DOCUMENT SEGMENT:
BEGIN
In retrospect, I also wonder if some of the condemnation Calderwood faced was a reaction to the idea that the kind of person who can afford a second home feels so entitled they almost inevitably viewed themselves as above the law.
Now, let’s be honest: who wouldn’t like to own a bijou seaside cottage where you could bunk off after a long week in the office, to be lulled to sleep by the slapping of waves?
Motorhomes and campervans are fine in their way, but they are simply the proletariat’s best chance of emulating the monied classes’ time-honoured right to head off down the motorway on a Friday evening for their rustic bolthole, hampers filled with wine and boeuf bourguignon fighting for space in the back seat with their off-spring, Labradors and Hunters wellies.
For much of my adult life, the notion of having “a place in the country” – as distinct from living in the country – was the pipe-dream of the stock broker belt, and a staple of almost every upper middle-class novel. It fuelled a thousand magazine features, everyone seeming secretly to yearn for their own mini-Balmoral.
END
YOUR TASKS:
1. Write out the stretch of the excerpt about second homes from "Motorhomes and campervans" through "their own mini-Balmoral.".
2. Extend the excerpt about second homes, picking up after its final sentence.

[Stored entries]
BEGIN
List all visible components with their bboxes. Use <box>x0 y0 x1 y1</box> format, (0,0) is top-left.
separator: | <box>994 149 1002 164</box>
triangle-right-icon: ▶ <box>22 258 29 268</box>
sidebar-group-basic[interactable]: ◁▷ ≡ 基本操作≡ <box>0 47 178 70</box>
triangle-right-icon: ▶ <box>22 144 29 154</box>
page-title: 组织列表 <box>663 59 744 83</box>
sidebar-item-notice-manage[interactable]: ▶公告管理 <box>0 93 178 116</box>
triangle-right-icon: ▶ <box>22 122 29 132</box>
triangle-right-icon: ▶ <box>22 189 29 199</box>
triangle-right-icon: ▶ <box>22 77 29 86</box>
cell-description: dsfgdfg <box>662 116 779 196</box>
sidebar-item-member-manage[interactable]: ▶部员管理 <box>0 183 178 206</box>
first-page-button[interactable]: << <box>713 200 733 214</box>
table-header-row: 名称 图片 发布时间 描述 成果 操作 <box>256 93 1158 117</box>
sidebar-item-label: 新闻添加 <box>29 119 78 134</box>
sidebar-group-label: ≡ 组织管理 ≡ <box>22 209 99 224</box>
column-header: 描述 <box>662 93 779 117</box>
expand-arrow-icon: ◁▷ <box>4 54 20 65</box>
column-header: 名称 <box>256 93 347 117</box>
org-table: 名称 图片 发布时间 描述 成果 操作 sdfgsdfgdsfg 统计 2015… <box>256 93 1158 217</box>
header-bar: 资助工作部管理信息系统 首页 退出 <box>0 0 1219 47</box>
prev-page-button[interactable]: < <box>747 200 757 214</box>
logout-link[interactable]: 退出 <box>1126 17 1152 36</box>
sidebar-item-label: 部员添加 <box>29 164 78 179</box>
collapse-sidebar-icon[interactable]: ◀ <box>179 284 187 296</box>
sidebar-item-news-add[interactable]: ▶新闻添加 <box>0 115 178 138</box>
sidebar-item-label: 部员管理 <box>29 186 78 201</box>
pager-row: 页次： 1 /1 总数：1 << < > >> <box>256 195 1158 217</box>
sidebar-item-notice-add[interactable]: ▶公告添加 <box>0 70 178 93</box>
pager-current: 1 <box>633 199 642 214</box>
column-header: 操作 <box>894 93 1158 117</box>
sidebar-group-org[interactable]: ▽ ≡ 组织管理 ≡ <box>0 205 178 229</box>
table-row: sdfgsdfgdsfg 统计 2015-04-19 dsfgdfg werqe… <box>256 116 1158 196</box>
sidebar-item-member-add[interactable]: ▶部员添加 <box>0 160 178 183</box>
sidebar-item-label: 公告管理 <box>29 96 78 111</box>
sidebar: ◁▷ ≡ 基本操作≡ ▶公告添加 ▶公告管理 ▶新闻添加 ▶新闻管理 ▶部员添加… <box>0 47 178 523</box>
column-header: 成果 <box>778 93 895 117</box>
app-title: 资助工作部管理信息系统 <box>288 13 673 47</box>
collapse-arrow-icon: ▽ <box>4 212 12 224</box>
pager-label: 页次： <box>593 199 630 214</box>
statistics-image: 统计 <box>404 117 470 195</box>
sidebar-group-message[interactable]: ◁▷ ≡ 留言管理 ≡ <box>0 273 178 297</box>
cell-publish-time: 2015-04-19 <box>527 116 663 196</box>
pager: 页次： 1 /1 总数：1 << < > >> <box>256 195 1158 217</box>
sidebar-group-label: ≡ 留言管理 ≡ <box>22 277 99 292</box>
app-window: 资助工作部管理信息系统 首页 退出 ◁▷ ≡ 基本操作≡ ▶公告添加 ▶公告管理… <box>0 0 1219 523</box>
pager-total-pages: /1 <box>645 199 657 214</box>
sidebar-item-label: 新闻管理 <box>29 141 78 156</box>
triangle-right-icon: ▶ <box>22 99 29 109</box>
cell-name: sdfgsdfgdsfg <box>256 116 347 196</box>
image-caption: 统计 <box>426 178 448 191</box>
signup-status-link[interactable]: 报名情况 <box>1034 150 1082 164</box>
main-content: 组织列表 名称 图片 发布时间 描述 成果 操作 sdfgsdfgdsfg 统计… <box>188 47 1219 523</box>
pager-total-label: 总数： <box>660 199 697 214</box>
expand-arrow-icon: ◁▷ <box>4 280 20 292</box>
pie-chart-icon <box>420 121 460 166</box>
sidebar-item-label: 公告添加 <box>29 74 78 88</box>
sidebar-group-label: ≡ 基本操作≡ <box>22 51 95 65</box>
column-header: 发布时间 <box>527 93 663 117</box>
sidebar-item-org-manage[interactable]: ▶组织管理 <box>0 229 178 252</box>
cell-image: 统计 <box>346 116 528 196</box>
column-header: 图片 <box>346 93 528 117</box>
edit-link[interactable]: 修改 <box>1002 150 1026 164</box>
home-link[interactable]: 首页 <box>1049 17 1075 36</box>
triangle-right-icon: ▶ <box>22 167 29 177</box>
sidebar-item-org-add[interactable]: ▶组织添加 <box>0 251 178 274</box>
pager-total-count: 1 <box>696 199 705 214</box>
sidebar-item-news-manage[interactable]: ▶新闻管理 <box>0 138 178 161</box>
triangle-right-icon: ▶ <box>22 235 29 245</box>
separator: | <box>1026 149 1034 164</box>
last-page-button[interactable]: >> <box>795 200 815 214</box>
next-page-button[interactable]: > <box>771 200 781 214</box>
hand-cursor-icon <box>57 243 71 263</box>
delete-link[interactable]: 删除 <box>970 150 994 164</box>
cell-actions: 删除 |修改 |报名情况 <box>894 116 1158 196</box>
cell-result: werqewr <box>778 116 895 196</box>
END
RESULTS OF THE EXERCISE:
1.
Motorhomes and campervans are fine in their way, but they are simply the proletariat’s best chance of emulating the monied classes’ time-honoured right to head off down the motorway on a Friday evening for their rustic bolthole, hampers filled with wine and boeuf bourguignon fighting for space in the back seat with their off-spring, Labradors and Hunters wellies.
For much of my adult life, the notion of having “a place in the country” – as distinct from living in the country – was the pipe-dream of the stock broker belt, and a staple of almost every upper middle-class novel. It fuelled a thousand magazine features, everyone seeming secretly to yearn for their own mini-Balmoral.

2.
On rural jaunts I would eye up honeysuckled cottages, mentally designing their interiors and gardens to my own taste. An envious colleague once recalled hearing a table of Sloanes in a city pub complaining about having two places to run: “People just don’t realise how much work it entails!”.
How time changes everything. I never used to think there was anything wrong with having a leafy retreat. Now, it no longer feels like an innocent indulgence. Indeed, I suspect it never was.
Instead, buying a second home in an area where there are already too few places to go around no longer seems right. For every such purchase there’s a local with one option fewer of where to live, or with no alternative but to leave the area.
As of next year, the sea-change in attitudes towards such home owners will become tangible, and not a moment too soon. Of the more than 24,000 second homes in Scotland, a third are in the picturesque parts of the Highlands, Argyll and Bute and Fife.
As part of the SNP’s rural housing action plan, their council tax will be doubled. In these three councils alone, that can be anywhere between £1400 for a Band D home, to £3,500 for Band H.
In a few regions the old 50% discount for second homes still applies, although the majority now sensibly charge the full amount. A doubling will represent a significant hit and send a strong message. The hope is that this will encourage owners to sell up and allow their house to return to the market, or force them into renting it out long-term, which again will help the local community.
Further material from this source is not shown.